[start EXERCISE MATERIAL]

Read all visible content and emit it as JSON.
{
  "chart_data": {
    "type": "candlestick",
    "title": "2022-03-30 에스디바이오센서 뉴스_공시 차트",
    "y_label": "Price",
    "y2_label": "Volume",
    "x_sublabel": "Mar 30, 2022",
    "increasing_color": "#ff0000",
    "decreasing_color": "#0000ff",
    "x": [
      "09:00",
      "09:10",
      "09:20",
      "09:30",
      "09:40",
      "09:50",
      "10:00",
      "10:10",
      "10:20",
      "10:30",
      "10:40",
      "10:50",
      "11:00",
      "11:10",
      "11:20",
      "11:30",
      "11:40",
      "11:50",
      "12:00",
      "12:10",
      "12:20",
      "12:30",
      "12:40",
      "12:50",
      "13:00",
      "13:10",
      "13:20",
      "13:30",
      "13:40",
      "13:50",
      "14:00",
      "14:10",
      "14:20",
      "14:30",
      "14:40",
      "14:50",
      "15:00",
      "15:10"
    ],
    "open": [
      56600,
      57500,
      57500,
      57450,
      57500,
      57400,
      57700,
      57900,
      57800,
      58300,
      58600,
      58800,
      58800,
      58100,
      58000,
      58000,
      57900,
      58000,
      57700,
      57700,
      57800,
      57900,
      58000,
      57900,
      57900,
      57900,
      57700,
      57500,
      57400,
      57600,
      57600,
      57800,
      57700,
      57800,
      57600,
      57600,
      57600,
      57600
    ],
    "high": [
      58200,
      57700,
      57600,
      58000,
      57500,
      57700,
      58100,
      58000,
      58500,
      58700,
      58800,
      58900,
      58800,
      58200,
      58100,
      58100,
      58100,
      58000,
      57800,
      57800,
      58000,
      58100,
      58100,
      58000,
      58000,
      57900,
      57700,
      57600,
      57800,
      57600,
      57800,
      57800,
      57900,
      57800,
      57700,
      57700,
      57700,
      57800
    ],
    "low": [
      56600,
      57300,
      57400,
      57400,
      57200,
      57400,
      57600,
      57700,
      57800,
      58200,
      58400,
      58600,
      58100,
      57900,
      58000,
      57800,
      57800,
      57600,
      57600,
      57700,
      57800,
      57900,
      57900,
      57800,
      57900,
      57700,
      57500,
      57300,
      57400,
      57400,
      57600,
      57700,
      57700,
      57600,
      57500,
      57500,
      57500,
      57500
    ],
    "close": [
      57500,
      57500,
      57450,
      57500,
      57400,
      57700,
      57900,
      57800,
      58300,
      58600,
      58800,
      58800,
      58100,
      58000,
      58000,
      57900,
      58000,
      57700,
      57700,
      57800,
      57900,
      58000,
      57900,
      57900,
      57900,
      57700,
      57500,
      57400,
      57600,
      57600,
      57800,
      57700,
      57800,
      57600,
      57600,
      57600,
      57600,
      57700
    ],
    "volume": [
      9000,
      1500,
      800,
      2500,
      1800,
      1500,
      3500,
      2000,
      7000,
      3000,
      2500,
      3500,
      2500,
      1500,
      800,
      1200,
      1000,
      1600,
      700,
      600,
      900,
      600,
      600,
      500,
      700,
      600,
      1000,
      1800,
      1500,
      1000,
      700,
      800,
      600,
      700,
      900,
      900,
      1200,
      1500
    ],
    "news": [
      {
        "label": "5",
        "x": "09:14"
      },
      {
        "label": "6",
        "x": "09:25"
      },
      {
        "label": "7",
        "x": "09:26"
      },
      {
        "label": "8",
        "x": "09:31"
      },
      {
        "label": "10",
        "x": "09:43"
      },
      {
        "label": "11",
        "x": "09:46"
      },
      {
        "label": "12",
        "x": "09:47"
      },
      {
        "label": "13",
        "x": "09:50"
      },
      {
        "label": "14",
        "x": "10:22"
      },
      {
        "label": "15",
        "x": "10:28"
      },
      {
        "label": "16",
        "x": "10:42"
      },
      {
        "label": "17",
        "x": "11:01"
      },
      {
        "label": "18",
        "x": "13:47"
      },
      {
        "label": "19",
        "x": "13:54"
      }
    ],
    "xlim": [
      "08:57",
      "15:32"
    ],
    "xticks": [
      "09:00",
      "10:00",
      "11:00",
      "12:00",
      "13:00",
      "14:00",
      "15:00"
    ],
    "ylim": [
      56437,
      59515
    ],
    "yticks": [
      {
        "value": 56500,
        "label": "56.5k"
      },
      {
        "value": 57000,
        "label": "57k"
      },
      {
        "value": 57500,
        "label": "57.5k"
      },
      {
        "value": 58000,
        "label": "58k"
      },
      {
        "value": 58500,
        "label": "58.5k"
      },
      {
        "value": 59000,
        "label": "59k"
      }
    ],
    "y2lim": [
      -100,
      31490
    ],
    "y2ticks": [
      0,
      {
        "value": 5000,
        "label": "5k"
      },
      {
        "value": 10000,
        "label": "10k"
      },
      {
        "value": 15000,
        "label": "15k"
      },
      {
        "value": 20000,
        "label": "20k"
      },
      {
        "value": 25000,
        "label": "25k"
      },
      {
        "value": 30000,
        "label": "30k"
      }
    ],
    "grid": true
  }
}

[end EXERCISE MATERIAL]

PROBLEM REQUIREMENTS — Your task is to repeat each line of the material exactly.

OUTPUT FOR THIS EXERCISE —
Read all visible content and emit it as JSON.
{
  "chart_data": {
    "type": "candlestick",
    "title": "2022-03-30 에스디바이오센서 뉴스_공시 차트",
    "y_label": "Price",
    "y2_label": "Volume",
    "x_sublabel": "Mar 30, 2022",
    "increasing_color": "#ff0000",
    "decreasing_color": "#0000ff",
    "x": [
      "09:00",
      "09:10",
      "09:20",
      "09:30",
      "09:40",
      "09:50",
      "10:00",
      "10:10",
      "10:20",
      "10:30",
      "10:40",
      "10:50",
      "11:00",
      "11:10",
      "11:20",
      "11:30",
      "11:40",
      "11:50",
      "12:00",
      "12:10",
      "12:20",
      "12:30",
      "12:40",
      "12:50",
      "13:00",
      "13:10",
      "13:20",
      "13:30",
      "13:40",
      "13:50",
      "14:00",
      "14:10",
      "14:20",
      "14:30",
      "14:40",
      "14:50",
      "15:00",
      "15:10"
    ],
    "open": [
      56600,
      57500,
      57500,
      57450,
      57500,
      57400,
      57700,
      57900,
      57800,
      58300,
      58600,
      58800,
      58800,
      58100,
      58000,
      58000,
      57900,
      58000,
      57700,
      57700,
      57800,
      57900,
      58000,
      57900,
      57900,
      57900,
      57700,
      57500,
      57400,
      57600,
      57600,
      57800,
      57700,
      57800,
      57600,
      57600,
      57600,
      57600
    ],
    "high": [
      58200,
      57700,
      57600,
      58000,
      57500,
      57700,
      58100,
      58000,
      58500,
      58700,
      58800,
      58900,
      58800,
      58200,
      58100,
      58100,
      58100,
      58000,
      57800,
      57800,
      58000,
      58100,
      58100,
      58000,
      58000,
      57900,
      57700,
      57600,
      57800,
      57600,
      57800,
      57800,
      57900,
      57800,
      57700,
      57700,
      57700,
      57800
    ],
    "low": [
      56600,
      57300,
      57400,
      57400,
      57200,
      57400,
      57600,
      57700,
      57800,
      58200,
      58400,
      58600,
      58100,
      57900,
      58000,
      57800,
      57800,
      57600,
      57600,
      57700,
      57800,
      57900,
      57900,
      57800,
      57900,
      57700,
      57500,
      57300,
      57400,
      57400,
      57600,
      57700,
      57700,
      57600,
      57500,
      57500,
      57500,
      57500
    ],
    "close": [
      57500,
      57500,
      57450,
      57500,
      57400,
      57700,
      57900,
      57800,
      58300,
      58600,
      58800,
      58800,
      58100,
      58000,
      58000,
      57900,
      58000,
      57700,
      57700,
      57800,
      57900,
      58000,
      57900,
      57900,
      57900,
      57700,
      57500,
      57400,
      57600,
      57600,
      57800,
      57700,
      57800,
      57600,
      57600,
      57600,
      57600,
      57700
    ],
    "volume": [
      9000,
      1500,
      800,
      2500,
      1800,
      1500,
      3500,
      2000,
      7000,
      3000,
      2500,
      3500,
      2500,
      1500,
      800,
      1200,
      1000,
      1600,
      700,
      600,
      900,
      600,
      600,
      500,
      700,
      600,
      1000,
      1800,
      1500,
      1000,
      700,
      800,
      600,
      700,
      900,
      900,
      1200,
      1500
    ],
    "news": [
      {
        "label": "5",
        "x": "09:14"
      },
      {
        "label": "6",
        "x": "09:25"
      },
      {
        "label": "7",
        "x": "09:26"
      },
      {
        "label": "8",
        "x": "09:31"
      },
      {
        "label": "10",
        "x": "09:43"
      },
      {
        "label": "11",
        "x": "09:46"
      },
      {
        "label": "12",
        "x": "09:47"
      },
      {
        "label": "13",
        "x": "09:50"
      },
      {
        "label": "14",
        "x": "10:22"
      },
      {
        "label": "15",
        "x": "10:28"
      },
      {
        "label": "16",
        "x": "10:42"
      },
      {
        "label": "17",
        "x": "11:01"
      },
      {
        "label": "18",
        "x": "13:47"
      },
      {
        "label": "19",
        "x": "13:54"
      }
    ],
    "xlim": [
      "08:57",
      "15:32"
    ],
    "xticks": [
      "09:00",
      "10:00",
      "11:00",
      "12:00",
      "13:00",
      "14:00",
      "15:00"
    ],
    "ylim": [
      56437,
      59515
    ],
    "yticks": [
      {
        "value": 56500,
        "label": "56.5k"
      },
      {
        "value": 57000,
        "label": "57k"
      },
      {
        "value": 57500,
        "label": "57.5k"
      },
      {
        "value": 58000,
        "label": "58k"
      },
      {
        "value": 58500,
        "label": "58.5k"
      },
      {
        "value": 59000,
        "label": "59k"
      }
    ],
    "y2lim": [
      -100,
      31490
    ],
    "y2ticks": [
      0,
      {
        "value": 5000,
        "label": "5k"
      },
      {
        "value": 10000,
        "label": "10k"
      },
      {
        "value": 15000,
        "label": "15k"
      },
      {
        "value": 20000,
        "label": "20k"
      },
      {
        "value": 25000,
        "label": "25k"
      },
      {
        "value": 30000,
        "label": "30k"
      }
    ],
    "grid": true
  }
}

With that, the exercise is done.